* start SOURCE RECORDS *

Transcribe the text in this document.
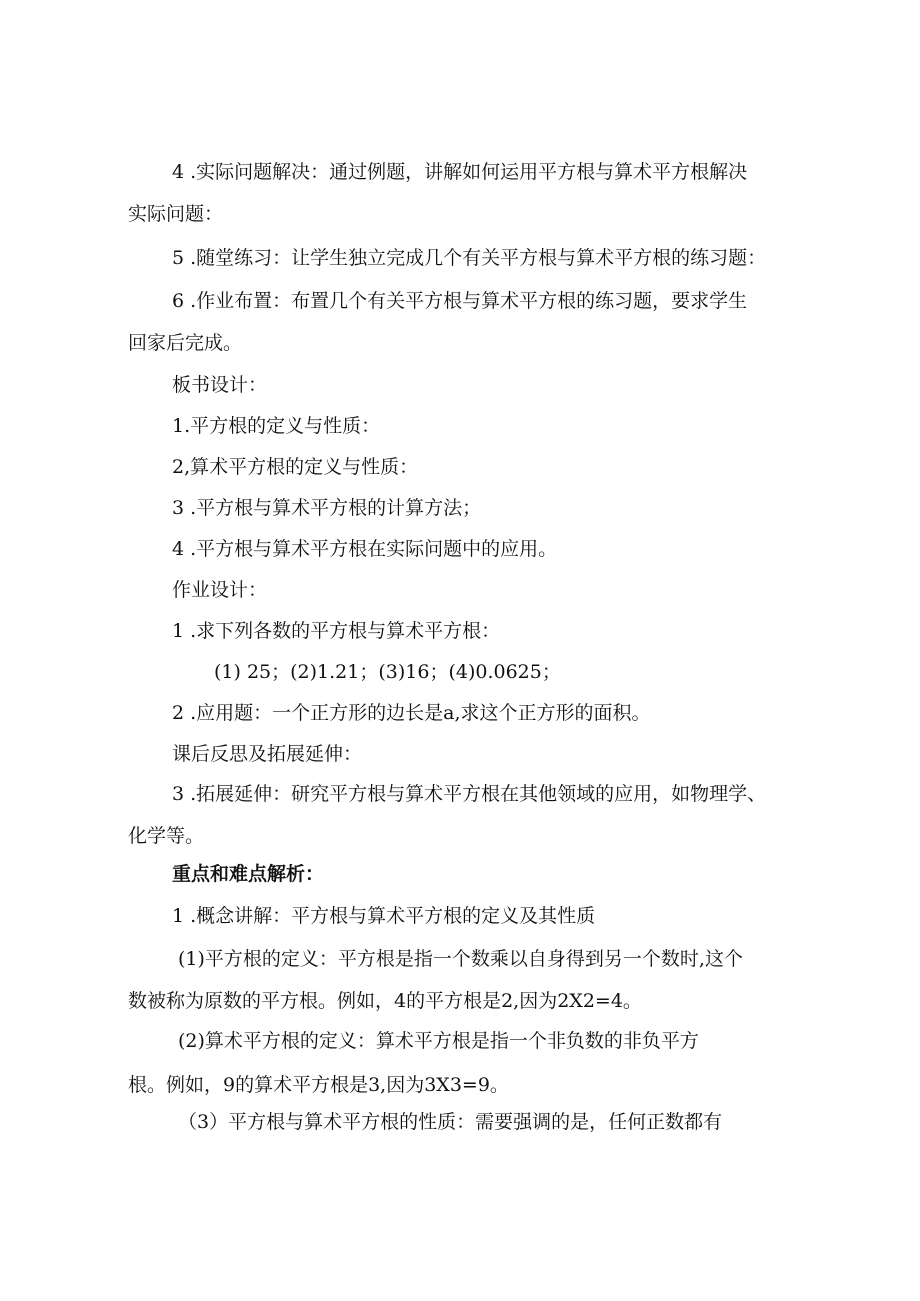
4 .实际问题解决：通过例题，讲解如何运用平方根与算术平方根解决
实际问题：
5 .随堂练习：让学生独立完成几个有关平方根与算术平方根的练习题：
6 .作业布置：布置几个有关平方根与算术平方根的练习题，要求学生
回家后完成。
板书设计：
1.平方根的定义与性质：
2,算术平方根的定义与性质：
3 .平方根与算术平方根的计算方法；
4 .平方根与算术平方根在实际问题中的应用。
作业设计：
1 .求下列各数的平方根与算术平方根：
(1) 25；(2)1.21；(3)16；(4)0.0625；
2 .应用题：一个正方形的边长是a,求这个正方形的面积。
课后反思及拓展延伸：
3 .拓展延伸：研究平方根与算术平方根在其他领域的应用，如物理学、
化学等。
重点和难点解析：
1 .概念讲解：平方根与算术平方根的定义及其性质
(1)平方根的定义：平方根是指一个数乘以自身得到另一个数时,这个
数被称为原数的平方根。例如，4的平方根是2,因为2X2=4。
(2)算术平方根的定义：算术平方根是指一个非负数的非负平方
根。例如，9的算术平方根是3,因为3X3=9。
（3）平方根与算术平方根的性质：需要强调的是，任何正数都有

* end SOURCE RECORDS *

## TO BE DONE
Omit all pictures while transcribing the entries verbatim.

## OUTPUT BELOW
Transcribe the text in this document.
4 .实际问题解决：通过例题，讲解如何运用平方根与算术平方根解决
实际问题：
5 .随堂练习：让学生独立完成几个有关平方根与算术平方根的练习题：
6 .作业布置：布置几个有关平方根与算术平方根的练习题，要求学生
回家后完成。
板书设计：
1.平方根的定义与性质：
2,算术平方根的定义与性质：
3 .平方根与算术平方根的计算方法；
4 .平方根与算术平方根在实际问题中的应用。
作业设计：
1 .求下列各数的平方根与算术平方根：
(1) 25；(2)1.21；(3)16；(4)0.0625；
2 .应用题：一个正方形的边长是a,求这个正方形的面积。
课后反思及拓展延伸：
3 .拓展延伸：研究平方根与算术平方根在其他领域的应用，如物理学、
化学等。
重点和难点解析：
1 .概念讲解：平方根与算术平方根的定义及其性质
(1)平方根的定义：平方根是指一个数乘以自身得到另一个数时,这个
数被称为原数的平方根。例如，4的平方根是2,因为2X2=4。
(2)算术平方根的定义：算术平方根是指一个非负数的非负平方
根。例如，9的算术平方根是3,因为3X3=9。
（3）平方根与算术平方根的性质：需要强调的是，任何正数都有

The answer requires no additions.